Data listing
# # # #

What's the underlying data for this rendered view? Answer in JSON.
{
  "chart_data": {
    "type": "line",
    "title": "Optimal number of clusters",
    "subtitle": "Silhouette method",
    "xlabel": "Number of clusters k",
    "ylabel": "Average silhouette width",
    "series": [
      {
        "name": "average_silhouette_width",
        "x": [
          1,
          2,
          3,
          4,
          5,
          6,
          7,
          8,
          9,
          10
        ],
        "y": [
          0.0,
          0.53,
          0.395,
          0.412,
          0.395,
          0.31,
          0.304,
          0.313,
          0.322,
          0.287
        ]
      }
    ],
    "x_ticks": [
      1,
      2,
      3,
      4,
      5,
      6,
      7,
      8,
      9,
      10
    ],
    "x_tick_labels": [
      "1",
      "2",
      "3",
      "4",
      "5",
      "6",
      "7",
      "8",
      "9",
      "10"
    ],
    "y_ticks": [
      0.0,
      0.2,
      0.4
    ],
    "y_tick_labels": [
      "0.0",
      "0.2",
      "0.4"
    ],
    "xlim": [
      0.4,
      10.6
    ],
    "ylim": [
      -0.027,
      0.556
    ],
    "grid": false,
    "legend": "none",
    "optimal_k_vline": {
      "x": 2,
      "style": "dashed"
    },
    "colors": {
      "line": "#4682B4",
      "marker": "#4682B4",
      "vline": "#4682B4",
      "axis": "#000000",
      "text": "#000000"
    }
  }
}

# # # #

Task objective =
Please output every record, keeping each line exact.

Expected output =
What's the underlying data for this rendered view? Answer in JSON.
{
  "chart_data": {
    "type": "line",
    "title": "Optimal number of clusters",
    "subtitle": "Silhouette method",
    "xlabel": "Number of clusters k",
    "ylabel": "Average silhouette width",
    "series": [
      {
        "name": "average_silhouette_width",
        "x": [
          1,
          2,
          3,
          4,
          5,
          6,
          7,
          8,
          9,
          10
        ],
        "y": [
          0.0,
          0.53,
          0.395,
          0.412,
          0.395,
          0.31,
          0.304,
          0.313,
          0.322,
          0.287
        ]
      }
    ],
    "x_ticks": [
      1,
      2,
      3,
      4,
      5,
      6,
      7,
      8,
      9,
      10
    ],
    "x_tick_labels": [
      "1",
      "2",
      "3",
      "4",
      "5",
      "6",
      "7",
      "8",
      "9",
      "10"
    ],
    "y_ticks": [
      0.0,
      0.2,
      0.4
    ],
    "y_tick_labels": [
      "0.0",
      "0.2",
      "0.4"
    ],
    "xlim": [
      0.4,
      10.6
    ],
    "ylim": [
      -0.027,
      0.556
    ],
    "grid": false,
    "legend": "none",
    "optimal_k_vline": {
      "x": 2,
      "style": "dashed"
    },
    "colors": {
      "line": "#4682B4",
      "marker": "#4682B4",
      "vline": "#4682B4",
      "axis": "#000000",
      "text": "#000000"
    }
  }
}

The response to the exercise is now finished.